Pictures within the data are to be left out; everything else must be reproduced exactly.

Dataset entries
= = = = =

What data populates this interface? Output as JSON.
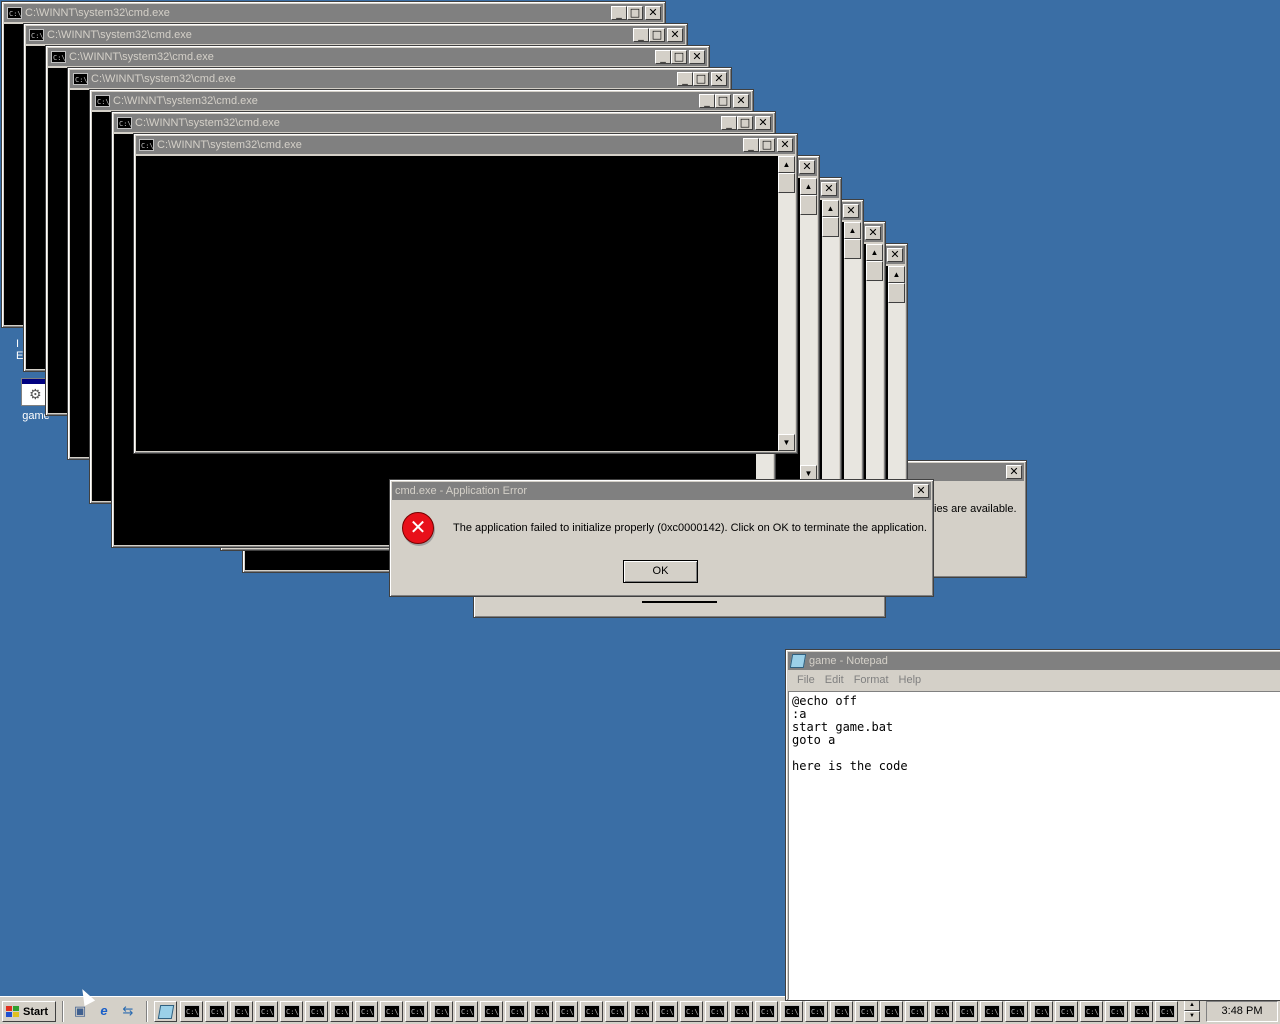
{
  "colors": {
    "desktop": "#3a6ea5",
    "inactive_title": "#808080",
    "face": "#d4d0c8",
    "error_red": "#e8101a"
  },
  "desktop_icons": {
    "explorer_label_partial": "I\nExplo",
    "game_label": "game"
  },
  "cmd_windows": {
    "title": "C:\\WINNT\\system32\\cmd.exe",
    "icon_text": "C:\\"
  },
  "background_dialog": {
    "partial_text": "ies are available."
  },
  "error_dialog": {
    "title": "cmd.exe - Application Error",
    "icon": "error-x-icon",
    "message": "The application failed to initialize properly (0xc0000142). Click on OK to terminate the application.",
    "ok_label": "OK"
  },
  "notepad": {
    "title": "game - Notepad",
    "menu": [
      "File",
      "Edit",
      "Format",
      "Help"
    ],
    "content": "@echo off\n:a\nstart game.bat\ngoto a\n\nhere is the code"
  },
  "taskbar": {
    "start_label": "Start",
    "quick_launch": [
      "show-desktop-icon",
      "internet-explorer-icon",
      "outlook-express-icon"
    ],
    "clock": "3:48 PM",
    "task_count": 41
  }
}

= = = = =

=== SOLVED EXERCISE ===
What data populates this interface? Output as JSON.
{
  "colors": {
    "desktop": "#3a6ea5",
    "inactive_title": "#808080",
    "face": "#d4d0c8",
    "error_red": "#e8101a"
  },
  "desktop_icons": {
    "explorer_label_partial": "I\nExplo",
    "game_label": "game"
  },
  "cmd_windows": {
    "title": "C:\\WINNT\\system32\\cmd.exe",
    "icon_text": "C:\\"
  },
  "background_dialog": {
    "partial_text": "ies are available."
  },
  "error_dialog": {
    "title": "cmd.exe - Application Error",
    "icon": "error-x-icon",
    "message": "The application failed to initialize properly (0xc0000142). Click on OK to terminate the application.",
    "ok_label": "OK"
  },
  "notepad": {
    "title": "game - Notepad",
    "menu": [
      "File",
      "Edit",
      "Format",
      "Help"
    ],
    "content": "@echo off\n:a\nstart game.bat\ngoto a\n\nhere is the code"
  },
  "taskbar": {
    "start_label": "Start",
    "quick_launch": [
      "show-desktop-icon",
      "internet-explorer-icon",
      "outlook-express-icon"
    ],
    "clock": "3:48 PM",
    "task_count": 41
  }
}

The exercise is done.